# START OF Records for this task

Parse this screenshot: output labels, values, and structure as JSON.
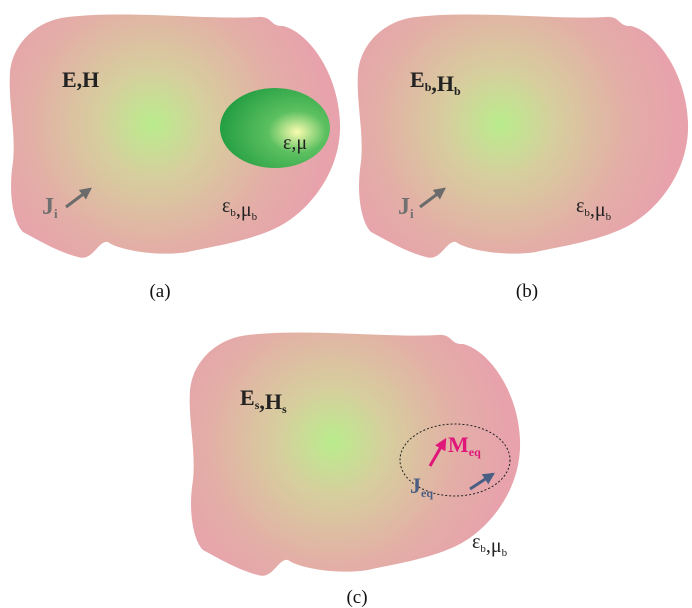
{
  "panels": [
    {
      "caption": "(a)",
      "labels": [
        [
          {
            "text": "E,H"
          }
        ],
        [
          {
            "text": "ε,μ"
          }
        ],
        [
          {
            "text": "J"
          },
          {
            "sub": "i"
          }
        ],
        [
          {
            "text": "ε"
          },
          {
            "sub": "b"
          },
          {
            "text": ",μ"
          },
          {
            "sub": "b"
          }
        ]
      ]
    },
    {
      "caption": "(b)",
      "labels": [
        [
          {
            "text": "E"
          },
          {
            "sub": "b"
          },
          {
            "text": ",H"
          },
          {
            "sub": "b"
          }
        ],
        [
          {
            "text": "J"
          },
          {
            "sub": "i"
          }
        ],
        [
          {
            "text": "ε"
          },
          {
            "sub": "b"
          },
          {
            "text": ",μ"
          },
          {
            "sub": "b"
          }
        ]
      ]
    },
    {
      "caption": "(c)",
      "labels": [
        [
          {
            "text": "E"
          },
          {
            "sub": "s"
          },
          {
            "text": ",H"
          },
          {
            "sub": "s"
          }
        ],
        [
          {
            "text": "M"
          },
          {
            "sub": "eq"
          }
        ],
        [
          {
            "text": "J"
          },
          {
            "sub": "eq"
          }
        ],
        [
          {
            "text": "ε"
          },
          {
            "sub": "b"
          },
          {
            "text": ",μ"
          },
          {
            "sub": "b"
          }
        ]
      ]
    }
  ]
}
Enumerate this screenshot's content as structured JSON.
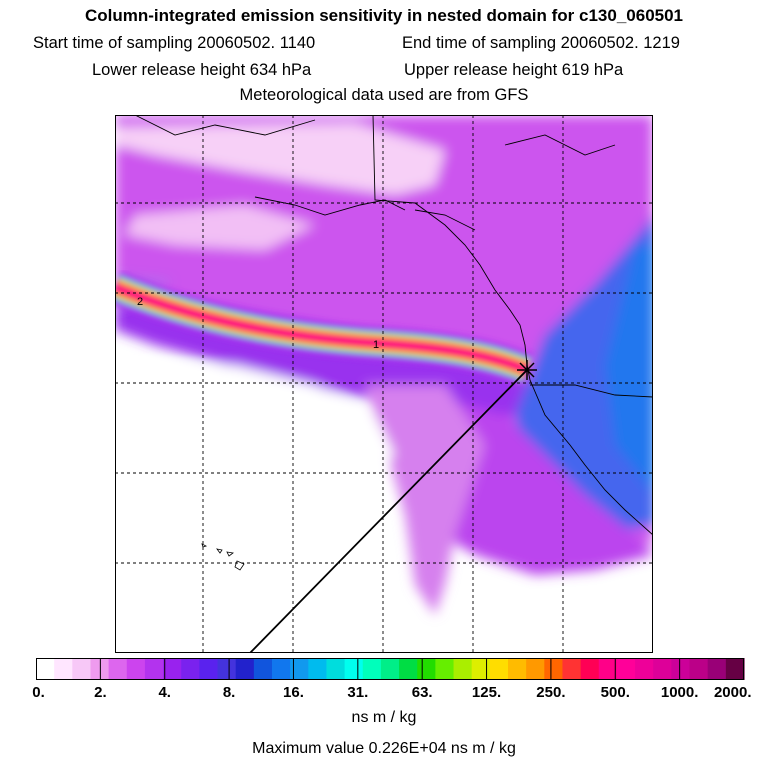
{
  "header": {
    "title": "Column-integrated emission sensitivity in nested domain for c130_060501",
    "start_time": "Start time of sampling 20060502.  1140",
    "end_time": "End time of sampling 20060502.  1219",
    "lower_release": "Lower release height  634 hPa",
    "upper_release": "Upper release height  619 hPa",
    "met_data": "Meteorological data used are from GFS"
  },
  "map": {
    "plume_labels": [
      "2",
      "1"
    ]
  },
  "colorbar": {
    "tick_labels": [
      "0.",
      "2.",
      "4.",
      "8.",
      "16.",
      "31.",
      "63.",
      "125.",
      "250.",
      "500.",
      "1000.",
      "2000."
    ],
    "colors": [
      "#ffffff",
      "#ffe6ff",
      "#f7c8f7",
      "#ee9bee",
      "#dd66ee",
      "#cc44ee",
      "#b333ee",
      "#9922ee",
      "#7a22ee",
      "#5a22ee",
      "#4433dd",
      "#2222cc",
      "#1155dd",
      "#1177ee",
      "#1199ee",
      "#00bbee",
      "#00dddd",
      "#00ffee",
      "#00ffbb",
      "#00ee88",
      "#00dd44",
      "#22dd00",
      "#66ee00",
      "#aaee00",
      "#ddee00",
      "#ffdd00",
      "#ffbb00",
      "#ff9900",
      "#ff6600",
      "#ff3333",
      "#ff0055",
      "#ff0088",
      "#ff0099",
      "#ee0099",
      "#dd0099",
      "#cc0099",
      "#bb0088",
      "#990077",
      "#660044"
    ],
    "unit": "ns m / kg",
    "maximum": "Maximum value  0.226E+04 ns m / kg"
  }
}
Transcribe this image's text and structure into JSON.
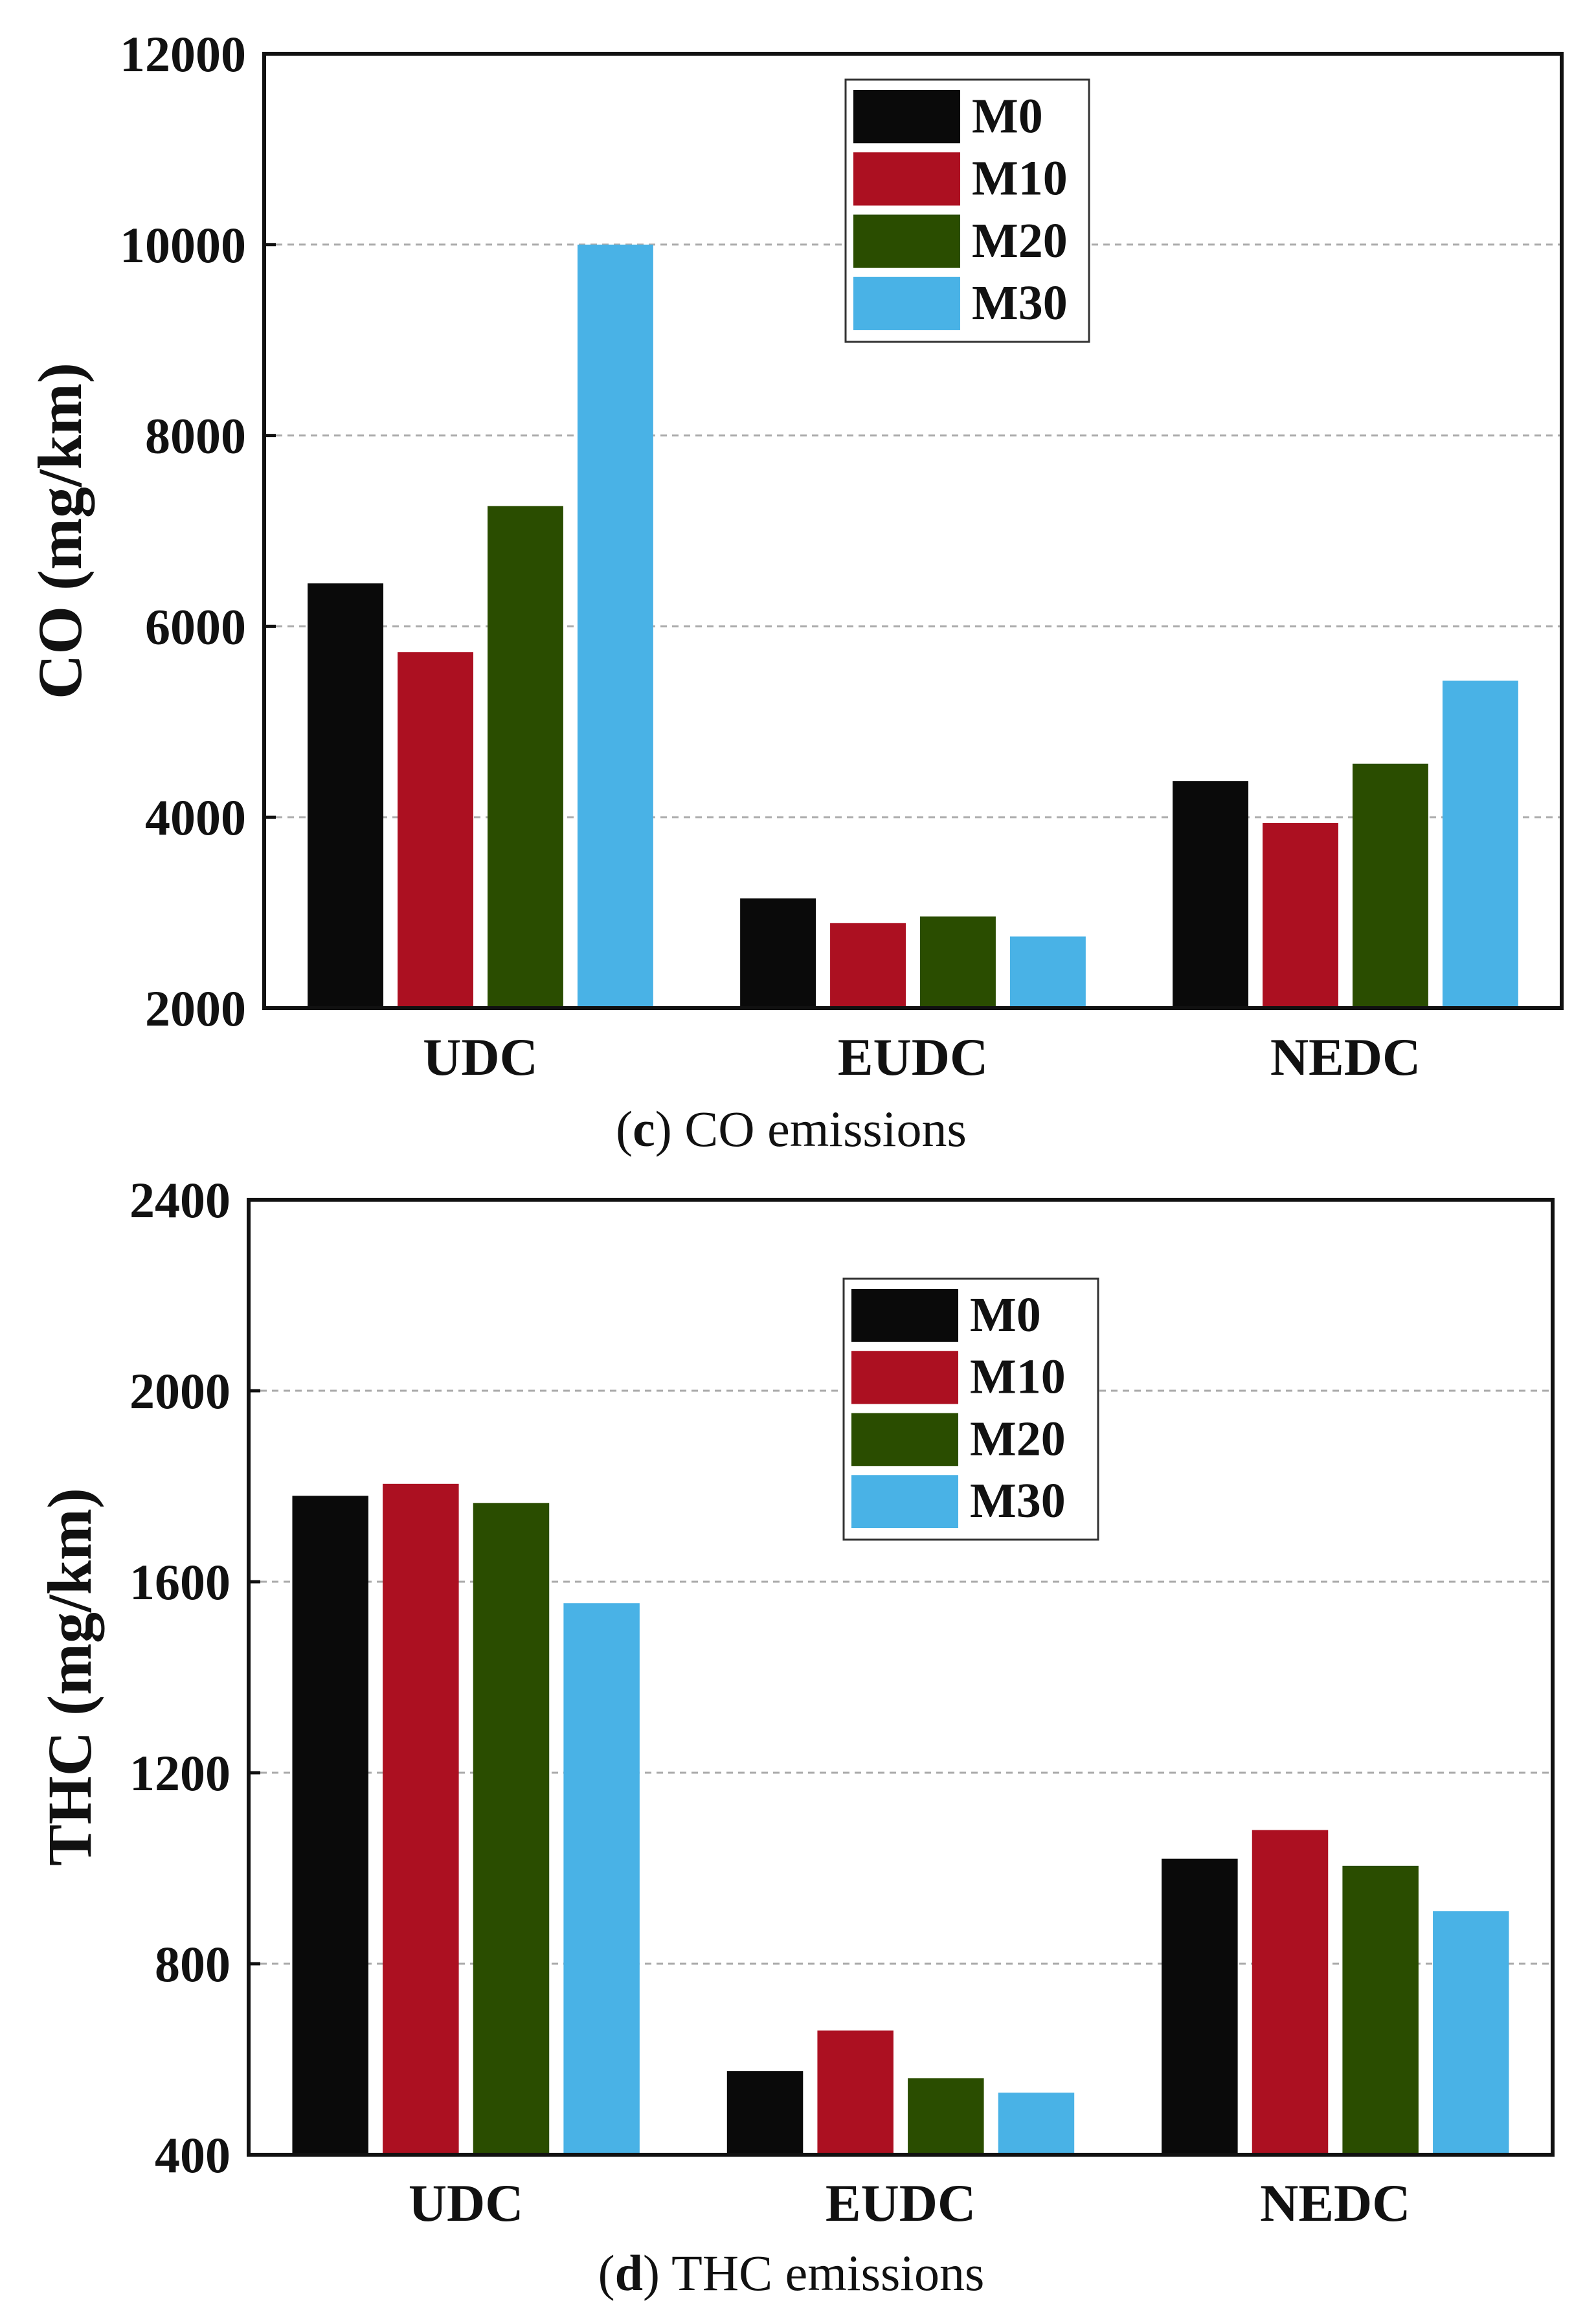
{
  "colors": {
    "M0": "#0a0a0a",
    "M10": "#ac1021",
    "M20": "#2a4d00",
    "M30": "#49b2e6",
    "grid": "#aaaaaa",
    "axis": "#111111"
  },
  "chart_data": [
    {
      "type": "bar",
      "ylabel": "CO (mg/km)",
      "xlabel": "",
      "categories": [
        "UDC",
        "EUDC",
        "NEDC"
      ],
      "series": [
        {
          "name": "M0",
          "values": [
            6450,
            3150,
            4380
          ]
        },
        {
          "name": "M10",
          "values": [
            5730,
            2890,
            3940
          ]
        },
        {
          "name": "M20",
          "values": [
            7260,
            2960,
            4560
          ]
        },
        {
          "name": "M30",
          "values": [
            10000,
            2750,
            5430
          ]
        }
      ],
      "ylim": [
        2000,
        12000
      ],
      "yticks": [
        2000,
        4000,
        6000,
        8000,
        10000,
        12000
      ],
      "ytick_labels": [
        "2000",
        "4000",
        "6000",
        "8000",
        "10000",
        "12000"
      ],
      "grid": true,
      "legend_position": "top-center",
      "caption_letter": "c",
      "caption_text": "CO emissions"
    },
    {
      "type": "bar",
      "ylabel": "THC (mg/km)",
      "xlabel": "",
      "categories": [
        "UDC",
        "EUDC",
        "NEDC"
      ],
      "series": [
        {
          "name": "M0",
          "values": [
            1780,
            575,
            1020
          ]
        },
        {
          "name": "M10",
          "values": [
            1805,
            660,
            1080
          ]
        },
        {
          "name": "M20",
          "values": [
            1765,
            560,
            1005
          ]
        },
        {
          "name": "M30",
          "values": [
            1555,
            530,
            910
          ]
        }
      ],
      "ylim": [
        400,
        2400
      ],
      "yticks": [
        400,
        800,
        1200,
        1600,
        2000,
        2400
      ],
      "ytick_labels": [
        "400",
        "800",
        "1200",
        "1600",
        "2000",
        "2400"
      ],
      "grid": true,
      "legend_position": "top-center",
      "caption_letter": "d",
      "caption_text": "THC emissions"
    }
  ]
}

# END OF Records for this task

Task requirements: Set down the material exactly, every line of it, except for the pictures.

Output of the exercise:
Parse this screenshot: output labels, values, and structure as JSON.
{
  "panels": [
    {
      "caption": "(a)",
      "labels": [
        [
          {
            "text": "E,H"
          }
        ],
        [
          {
            "text": "ε,μ"
          }
        ],
        [
          {
            "text": "J"
          },
          {
            "sub": "i"
          }
        ],
        [
          {
            "text": "ε"
          },
          {
            "sub": "b"
          },
          {
            "text": ",μ"
          },
          {
            "sub": "b"
          }
        ]
      ]
    },
    {
      "caption": "(b)",
      "labels": [
        [
          {
            "text": "E"
          },
          {
            "sub": "b"
          },
          {
            "text": ",H"
          },
          {
            "sub": "b"
          }
        ],
        [
          {
            "text": "J"
          },
          {
            "sub": "i"
          }
        ],
        [
          {
            "text": "ε"
          },
          {
            "sub": "b"
          },
          {
            "text": ",μ"
          },
          {
            "sub": "b"
          }
        ]
      ]
    },
    {
      "caption": "(c)",
      "labels": [
        [
          {
            "text": "E"
          },
          {
            "sub": "s"
          },
          {
            "text": ",H"
          },
          {
            "sub": "s"
          }
        ],
        [
          {
            "text": "M"
          },
          {
            "sub": "eq"
          }
        ],
        [
          {
            "text": "J"
          },
          {
            "sub": "eq"
          }
        ],
        [
          {
            "text": "ε"
          },
          {
            "sub": "b"
          },
          {
            "text": ",μ"
          },
          {
            "sub": "b"
          }
        ]
      ]
    }
  ]
}
Enumerate this screenshot's content as structured JSON.
{
  "header": {
    "title": "Column-integrated emission sensitivity in nested domain for c130_060501",
    "start_time": "Start time of sampling 20060502.  1140",
    "end_time": "End time of sampling 20060502.  1219",
    "lower_release": "Lower release height  634 hPa",
    "upper_release": "Upper release height  619 hPa",
    "met_data": "Meteorological data used are from GFS"
  },
  "map": {
    "plume_labels": [
      "2",
      "1"
    ]
  },
  "colorbar": {
    "tick_labels": [
      "0.",
      "2.",
      "4.",
      "8.",
      "16.",
      "31.",
      "63.",
      "125.",
      "250.",
      "500.",
      "1000.",
      "2000."
    ],
    "colors": [
      "#ffffff",
      "#ffe6ff",
      "#f7c8f7",
      "#ee9bee",
      "#dd66ee",
      "#cc44ee",
      "#b333ee",
      "#9922ee",
      "#7a22ee",
      "#5a22ee",
      "#4433dd",
      "#2222cc",
      "#1155dd",
      "#1177ee",
      "#1199ee",
      "#00bbee",
      "#00dddd",
      "#00ffee",
      "#00ffbb",
      "#00ee88",
      "#00dd44",
      "#22dd00",
      "#66ee00",
      "#aaee00",
      "#ddee00",
      "#ffdd00",
      "#ffbb00",
      "#ff9900",
      "#ff6600",
      "#ff3333",
      "#ff0055",
      "#ff0088",
      "#ff0099",
      "#ee0099",
      "#dd0099",
      "#cc0099",
      "#bb0088",
      "#990077",
      "#660044"
    ],
    "unit": "ns m / kg",
    "maximum": "Maximum value  0.226E+04 ns m / kg"
  }
}
Transcribe this image's text and structure into JSON.
{
  "colors": {
    "M0": "#0a0a0a",
    "M10": "#ac1021",
    "M20": "#2a4d00",
    "M30": "#49b2e6",
    "grid": "#aaaaaa",
    "axis": "#111111"
  },
  "chart_data": [
    {
      "type": "bar",
      "ylabel": "CO (mg/km)",
      "xlabel": "",
      "categories": [
        "UDC",
        "EUDC",
        "NEDC"
      ],
      "series": [
        {
          "name": "M0",
          "values": [
            6450,
            3150,
            4380
          ]
        },
        {
          "name": "M10",
          "values": [
            5730,
            2890,
            3940
          ]
        },
        {
          "name": "M20",
          "values": [
            7260,
            2960,
            4560
          ]
        },
        {
          "name": "M30",
          "values": [
            10000,
            2750,
            5430
          ]
        }
      ],
      "ylim": [
        2000,
        12000
      ],
      "yticks": [
        2000,
        4000,
        6000,
        8000,
        10000,
        12000
      ],
      "ytick_labels": [
        "2000",
        "4000",
        "6000",
        "8000",
        "10000",
        "12000"
      ],
      "grid": true,
      "legend_position": "top-center",
      "caption_letter": "c",
      "caption_text": "CO emissions"
    },
    {
      "type": "bar",
      "ylabel": "THC (mg/km)",
      "xlabel": "",
      "categories": [
        "UDC",
        "EUDC",
        "NEDC"
      ],
      "series": [
        {
          "name": "M0",
          "values": [
            1780,
            575,
            1020
          ]
        },
        {
          "name": "M10",
          "values": [
            1805,
            660,
            1080
          ]
        },
        {
          "name": "M20",
          "values": [
            1765,
            560,
            1005
          ]
        },
        {
          "name": "M30",
          "values": [
            1555,
            530,
            910
          ]
        }
      ],
      "ylim": [
        400,
        2400
      ],
      "yticks": [
        400,
        800,
        1200,
        1600,
        2000,
        2400
      ],
      "ytick_labels": [
        "400",
        "800",
        "1200",
        "1600",
        "2000",
        "2400"
      ],
      "grid": true,
      "legend_position": "top-center",
      "caption_letter": "d",
      "caption_text": "THC emissions"
    }
  ]
}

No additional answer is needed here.